>> start
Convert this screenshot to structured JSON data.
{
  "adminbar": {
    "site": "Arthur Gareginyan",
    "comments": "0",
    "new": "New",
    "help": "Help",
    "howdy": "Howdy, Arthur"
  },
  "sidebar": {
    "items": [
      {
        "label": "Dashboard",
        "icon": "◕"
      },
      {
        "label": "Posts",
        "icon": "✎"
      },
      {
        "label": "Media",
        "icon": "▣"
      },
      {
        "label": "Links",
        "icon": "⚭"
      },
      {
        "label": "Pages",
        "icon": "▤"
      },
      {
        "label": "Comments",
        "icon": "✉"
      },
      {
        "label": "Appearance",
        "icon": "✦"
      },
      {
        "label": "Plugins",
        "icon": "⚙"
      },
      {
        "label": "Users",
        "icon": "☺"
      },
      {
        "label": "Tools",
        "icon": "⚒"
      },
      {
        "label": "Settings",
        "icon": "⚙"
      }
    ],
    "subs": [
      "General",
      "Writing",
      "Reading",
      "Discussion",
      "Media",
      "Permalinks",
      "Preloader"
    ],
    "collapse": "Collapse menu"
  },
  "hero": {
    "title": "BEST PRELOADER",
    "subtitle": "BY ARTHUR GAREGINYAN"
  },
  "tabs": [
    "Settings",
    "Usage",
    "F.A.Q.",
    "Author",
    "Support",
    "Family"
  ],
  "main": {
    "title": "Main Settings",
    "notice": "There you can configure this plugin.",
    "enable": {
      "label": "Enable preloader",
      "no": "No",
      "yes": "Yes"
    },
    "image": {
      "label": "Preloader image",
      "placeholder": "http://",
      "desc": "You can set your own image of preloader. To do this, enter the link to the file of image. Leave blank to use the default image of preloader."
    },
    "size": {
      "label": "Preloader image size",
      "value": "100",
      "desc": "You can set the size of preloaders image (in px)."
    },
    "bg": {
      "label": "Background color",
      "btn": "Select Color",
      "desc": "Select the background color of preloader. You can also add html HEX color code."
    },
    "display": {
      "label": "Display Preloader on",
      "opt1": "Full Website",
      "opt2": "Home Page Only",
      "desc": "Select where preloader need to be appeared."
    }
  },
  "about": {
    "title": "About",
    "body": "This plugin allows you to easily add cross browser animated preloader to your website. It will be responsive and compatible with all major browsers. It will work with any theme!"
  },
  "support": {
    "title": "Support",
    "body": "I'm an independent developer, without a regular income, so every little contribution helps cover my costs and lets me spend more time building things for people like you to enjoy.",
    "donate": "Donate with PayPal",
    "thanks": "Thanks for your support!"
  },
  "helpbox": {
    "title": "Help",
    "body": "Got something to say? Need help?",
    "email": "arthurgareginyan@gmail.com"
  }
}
>> end
■ **WHAT THE EXERCISE ASKS**: Find each line with the string "image" and copy it out.

■ **RESULT OF THIS EXERCISE**:
    "image": {
      "label": "Preloader image",
      "desc": "You can set your own image of preloader. To do this, enter the link to the file of image. Leave blank to use the default image of preloader."
      "label": "Preloader image size",
      "desc": "You can set the size of preloaders image (in px)."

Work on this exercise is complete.